Written task: Write out the records below once more, exactly as they stand.

Collected data:
(begin)
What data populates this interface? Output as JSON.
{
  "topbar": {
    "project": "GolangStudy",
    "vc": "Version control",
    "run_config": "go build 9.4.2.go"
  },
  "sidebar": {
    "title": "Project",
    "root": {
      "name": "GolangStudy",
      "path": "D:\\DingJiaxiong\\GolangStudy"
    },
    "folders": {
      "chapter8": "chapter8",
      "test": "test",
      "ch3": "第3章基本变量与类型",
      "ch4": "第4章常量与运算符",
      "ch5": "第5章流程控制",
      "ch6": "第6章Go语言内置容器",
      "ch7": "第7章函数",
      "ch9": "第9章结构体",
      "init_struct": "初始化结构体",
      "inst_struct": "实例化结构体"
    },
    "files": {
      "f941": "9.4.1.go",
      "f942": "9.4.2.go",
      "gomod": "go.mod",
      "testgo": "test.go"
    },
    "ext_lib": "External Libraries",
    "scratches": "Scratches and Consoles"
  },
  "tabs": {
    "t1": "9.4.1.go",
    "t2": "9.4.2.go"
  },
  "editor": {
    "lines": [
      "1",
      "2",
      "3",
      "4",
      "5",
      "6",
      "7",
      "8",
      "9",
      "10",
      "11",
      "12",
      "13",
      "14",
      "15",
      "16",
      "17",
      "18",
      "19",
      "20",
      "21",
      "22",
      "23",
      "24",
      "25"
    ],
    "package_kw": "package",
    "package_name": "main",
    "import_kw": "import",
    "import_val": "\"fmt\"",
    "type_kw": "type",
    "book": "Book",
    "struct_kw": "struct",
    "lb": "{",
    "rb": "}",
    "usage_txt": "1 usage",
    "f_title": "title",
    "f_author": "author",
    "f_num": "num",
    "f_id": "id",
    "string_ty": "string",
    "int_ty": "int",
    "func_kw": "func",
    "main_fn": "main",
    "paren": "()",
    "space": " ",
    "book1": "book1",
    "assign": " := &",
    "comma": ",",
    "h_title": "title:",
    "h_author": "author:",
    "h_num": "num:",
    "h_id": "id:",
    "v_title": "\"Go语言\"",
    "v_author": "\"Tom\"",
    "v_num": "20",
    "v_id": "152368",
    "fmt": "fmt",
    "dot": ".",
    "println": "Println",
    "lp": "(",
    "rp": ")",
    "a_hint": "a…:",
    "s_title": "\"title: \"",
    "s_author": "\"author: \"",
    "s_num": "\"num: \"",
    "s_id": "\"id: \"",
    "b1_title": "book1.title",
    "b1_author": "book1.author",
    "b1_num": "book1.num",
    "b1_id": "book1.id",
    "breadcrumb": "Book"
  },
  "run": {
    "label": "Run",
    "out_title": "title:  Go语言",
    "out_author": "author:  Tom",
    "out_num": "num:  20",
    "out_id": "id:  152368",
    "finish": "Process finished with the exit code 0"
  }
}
(end)
Response to this exercise:
What data populates this interface? Output as JSON.
{
  "topbar": {
    "project": "GolangStudy",
    "vc": "Version control",
    "run_config": "go build 9.4.2.go"
  },
  "sidebar": {
    "title": "Project",
    "root": {
      "name": "GolangStudy",
      "path": "D:\\DingJiaxiong\\GolangStudy"
    },
    "folders": {
      "chapter8": "chapter8",
      "test": "test",
      "ch3": "第3章基本变量与类型",
      "ch4": "第4章常量与运算符",
      "ch5": "第5章流程控制",
      "ch6": "第6章Go语言内置容器",
      "ch7": "第7章函数",
      "ch9": "第9章结构体",
      "init_struct": "初始化结构体",
      "inst_struct": "实例化结构体"
    },
    "files": {
      "f941": "9.4.1.go",
      "f942": "9.4.2.go",
      "gomod": "go.mod",
      "testgo": "test.go"
    },
    "ext_lib": "External Libraries",
    "scratches": "Scratches and Consoles"
  },
  "tabs": {
    "t1": "9.4.1.go",
    "t2": "9.4.2.go"
  },
  "editor": {
    "lines": [
      "1",
      "2",
      "3",
      "4",
      "5",
      "6",
      "7",
      "8",
      "9",
      "10",
      "11",
      "12",
      "13",
      "14",
      "15",
      "16",
      "17",
      "18",
      "19",
      "20",
      "21",
      "22",
      "23",
      "24",
      "25"
    ],
    "package_kw": "package",
    "package_name": "main",
    "import_kw": "import",
    "import_val": "\"fmt\"",
    "type_kw": "type",
    "book": "Book",
    "struct_kw": "struct",
    "lb": "{",
    "rb": "}",
    "usage_txt": "1 usage",
    "f_title": "title",
    "f_author": "author",
    "f_num": "num",
    "f_id": "id",
    "string_ty": "string",
    "int_ty": "int",
    "func_kw": "func",
    "main_fn": "main",
    "paren": "()",
    "space": " ",
    "book1": "book1",
    "assign": " := &",
    "comma": ",",
    "h_title": "title:",
    "h_author": "author:",
    "h_num": "num:",
    "h_id": "id:",
    "v_title": "\"Go语言\"",
    "v_author": "\"Tom\"",
    "v_num": "20",
    "v_id": "152368",
    "fmt": "fmt",
    "dot": ".",
    "println": "Println",
    "lp": "(",
    "rp": ")",
    "a_hint": "a…:",
    "s_title": "\"title: \"",
    "s_author": "\"author: \"",
    "s_num": "\"num: \"",
    "s_id": "\"id: \"",
    "b1_title": "book1.title",
    "b1_author": "book1.author",
    "b1_num": "book1.num",
    "b1_id": "book1.id",
    "breadcrumb": "Book"
  },
  "run": {
    "label": "Run",
    "out_title": "title:  Go语言",
    "out_author": "author:  Tom",
    "out_num": "num:  20",
    "out_id": "id:  152368",
    "finish": "Process finished with the exit code 0"
  }
}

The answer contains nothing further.